*Questions to answer*
1/ Write out the passage of the offense update documentation from "An error occurred" up to and including "ID of the offense.".
2/ According to the offense update documentation, what does HTTP response code 409 mean?

--- Extract ---

Optional - Use this parameter to specify which fields you would like to get back in the response. Fields that are not named are excluded. Specify subfields in brackets and multiple fields in the same object are separated by commas.

Table 197: POST /siem/offenses/{offense_id} Response Codes

HTTP Response Code

Unique Code

Description

200

 

The offense was updated.

403

1009

User does not have the required capability to assign an offense.

404

1002

No offense was found for the provided offense_id.

409

1008

Request cannot be completed due to the state of the offense.

422

1005

A request parameter is not valid.

500

1020

An error occurred while the offense was being updated.

Response Description

An updated Offense object. An Offense object contains the following fields:

  • id - Number - The ID of the offense.

  • description - String - The description of the offense.

  • assigned_to - String - The user the offense is assigned to.

  • categories - Array of strings - Event categories that are associated with the offense.

  • category_count - Number - The number of event categories that are associated with the offense.

  • policy_category_count - Number - The number of policy event categories that are associated with the offense.

  • security_category_count - Number - The number of security event categories that are associated with the offense.

  • close_time - Number - The number of milliseconds since epoch when the offense was closed.

  • closing_user - String - The user that closed the offense.

  • closing_reason_id - Number - The ID of the offense closing reason. The reason the offense was closed.

  • credibility - Number - The credibility of the offense.

  • relevance - Number - The relevance of the offense.

  • severity - Number - The severity of the offense.

  • magnitude - Number - The magnitude of the offense.

  • destination_networks - Array of strings - The destination networks that are associated with the offense.

  • source_network - String - The source network that is associated with the offense.

  • device_count - Number - The number of devices that are associated with the offense.

  • event_count - Number - The number of events that are associated with the offense.

  • flow_count - Number - The number of flows that are associated with the offense.

  • inactive - Boolean - True if the offense is inactive.

  • last_updated_time - Number - The number of milliseconds since epoch when the offense was last updated.

  • local_destination_count - Number - The number of local destinations that are associated with the offense.

  • offense_source - String - The source of the offense.

  • offense_type - Number - A number that represents the offense type. See the Offense Type Codes table for the code to offense type mapping.

--- Records supplied ---

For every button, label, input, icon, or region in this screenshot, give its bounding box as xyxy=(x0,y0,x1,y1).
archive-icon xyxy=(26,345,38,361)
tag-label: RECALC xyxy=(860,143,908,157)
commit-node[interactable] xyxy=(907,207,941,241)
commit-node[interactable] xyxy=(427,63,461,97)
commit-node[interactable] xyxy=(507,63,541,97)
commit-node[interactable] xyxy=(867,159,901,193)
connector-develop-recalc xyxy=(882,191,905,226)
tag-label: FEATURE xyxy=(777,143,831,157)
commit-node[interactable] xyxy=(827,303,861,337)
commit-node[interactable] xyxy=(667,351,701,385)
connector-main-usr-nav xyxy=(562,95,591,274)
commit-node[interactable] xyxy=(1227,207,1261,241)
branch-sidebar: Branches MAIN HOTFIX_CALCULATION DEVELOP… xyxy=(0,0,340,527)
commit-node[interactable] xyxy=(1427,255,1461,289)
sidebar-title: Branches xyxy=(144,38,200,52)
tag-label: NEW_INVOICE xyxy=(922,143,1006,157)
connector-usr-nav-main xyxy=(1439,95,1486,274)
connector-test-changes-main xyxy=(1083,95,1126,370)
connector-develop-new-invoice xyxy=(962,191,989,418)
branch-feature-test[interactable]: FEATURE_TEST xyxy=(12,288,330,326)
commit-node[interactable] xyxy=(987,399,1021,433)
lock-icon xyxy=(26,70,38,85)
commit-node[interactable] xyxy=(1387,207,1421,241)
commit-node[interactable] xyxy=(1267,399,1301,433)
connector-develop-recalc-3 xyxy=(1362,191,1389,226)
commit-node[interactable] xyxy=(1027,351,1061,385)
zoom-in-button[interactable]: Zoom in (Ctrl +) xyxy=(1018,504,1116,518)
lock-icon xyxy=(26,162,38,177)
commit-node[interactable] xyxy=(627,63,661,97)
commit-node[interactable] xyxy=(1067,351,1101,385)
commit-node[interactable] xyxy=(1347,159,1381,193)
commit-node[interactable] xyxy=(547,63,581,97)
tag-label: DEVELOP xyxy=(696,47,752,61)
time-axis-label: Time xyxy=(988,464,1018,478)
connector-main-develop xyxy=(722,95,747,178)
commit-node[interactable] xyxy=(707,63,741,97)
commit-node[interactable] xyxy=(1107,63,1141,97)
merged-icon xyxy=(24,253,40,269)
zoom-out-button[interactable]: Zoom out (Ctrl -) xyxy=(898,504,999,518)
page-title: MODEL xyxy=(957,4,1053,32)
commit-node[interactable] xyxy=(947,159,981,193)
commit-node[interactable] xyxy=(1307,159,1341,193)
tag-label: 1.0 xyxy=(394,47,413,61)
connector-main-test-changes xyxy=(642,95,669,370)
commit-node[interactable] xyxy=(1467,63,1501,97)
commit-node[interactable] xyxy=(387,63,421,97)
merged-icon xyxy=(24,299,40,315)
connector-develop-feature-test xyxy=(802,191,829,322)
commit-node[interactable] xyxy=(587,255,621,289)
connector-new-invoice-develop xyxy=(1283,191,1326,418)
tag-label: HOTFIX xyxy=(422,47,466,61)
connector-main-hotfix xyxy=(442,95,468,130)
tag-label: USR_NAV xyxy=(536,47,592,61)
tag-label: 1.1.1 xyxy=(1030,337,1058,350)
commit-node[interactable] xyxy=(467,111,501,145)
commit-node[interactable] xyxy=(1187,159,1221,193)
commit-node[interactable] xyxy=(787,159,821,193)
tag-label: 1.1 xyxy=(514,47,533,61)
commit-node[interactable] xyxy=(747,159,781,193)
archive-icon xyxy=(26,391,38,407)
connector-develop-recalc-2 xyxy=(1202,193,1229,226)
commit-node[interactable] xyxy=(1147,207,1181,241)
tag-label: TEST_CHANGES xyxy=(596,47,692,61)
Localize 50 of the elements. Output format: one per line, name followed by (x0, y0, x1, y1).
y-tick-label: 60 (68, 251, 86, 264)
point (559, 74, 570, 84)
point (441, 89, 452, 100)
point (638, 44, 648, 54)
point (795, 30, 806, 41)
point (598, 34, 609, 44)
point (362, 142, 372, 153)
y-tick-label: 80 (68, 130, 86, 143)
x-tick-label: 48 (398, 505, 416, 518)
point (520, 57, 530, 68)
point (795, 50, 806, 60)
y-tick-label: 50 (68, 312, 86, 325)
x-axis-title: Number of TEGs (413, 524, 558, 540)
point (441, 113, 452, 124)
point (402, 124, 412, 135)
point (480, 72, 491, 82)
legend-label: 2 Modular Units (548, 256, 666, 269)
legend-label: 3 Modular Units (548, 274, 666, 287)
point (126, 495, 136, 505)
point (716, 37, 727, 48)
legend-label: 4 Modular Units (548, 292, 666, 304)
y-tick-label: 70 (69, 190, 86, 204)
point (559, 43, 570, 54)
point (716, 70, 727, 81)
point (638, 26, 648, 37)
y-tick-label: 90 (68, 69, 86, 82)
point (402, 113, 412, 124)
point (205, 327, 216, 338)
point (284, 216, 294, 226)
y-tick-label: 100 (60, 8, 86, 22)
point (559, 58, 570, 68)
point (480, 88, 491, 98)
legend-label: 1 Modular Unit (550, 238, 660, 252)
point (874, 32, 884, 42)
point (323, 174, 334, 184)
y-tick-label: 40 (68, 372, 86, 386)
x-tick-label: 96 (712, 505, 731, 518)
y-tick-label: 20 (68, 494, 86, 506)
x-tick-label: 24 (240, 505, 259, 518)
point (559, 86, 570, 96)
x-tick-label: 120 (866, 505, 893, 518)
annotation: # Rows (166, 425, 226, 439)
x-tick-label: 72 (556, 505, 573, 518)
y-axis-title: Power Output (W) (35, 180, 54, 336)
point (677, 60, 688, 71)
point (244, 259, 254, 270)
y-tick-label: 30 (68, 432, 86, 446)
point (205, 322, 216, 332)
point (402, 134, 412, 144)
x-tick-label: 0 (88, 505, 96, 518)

---

*Results for the exercise*
1/
An error occurred while the offense was being updated.

Response Description

An updated Offense object. An Offense object contains the following fields:

  • id - Number - The ID of the offense.

2/ The request cannot be completed due to the state of the offense.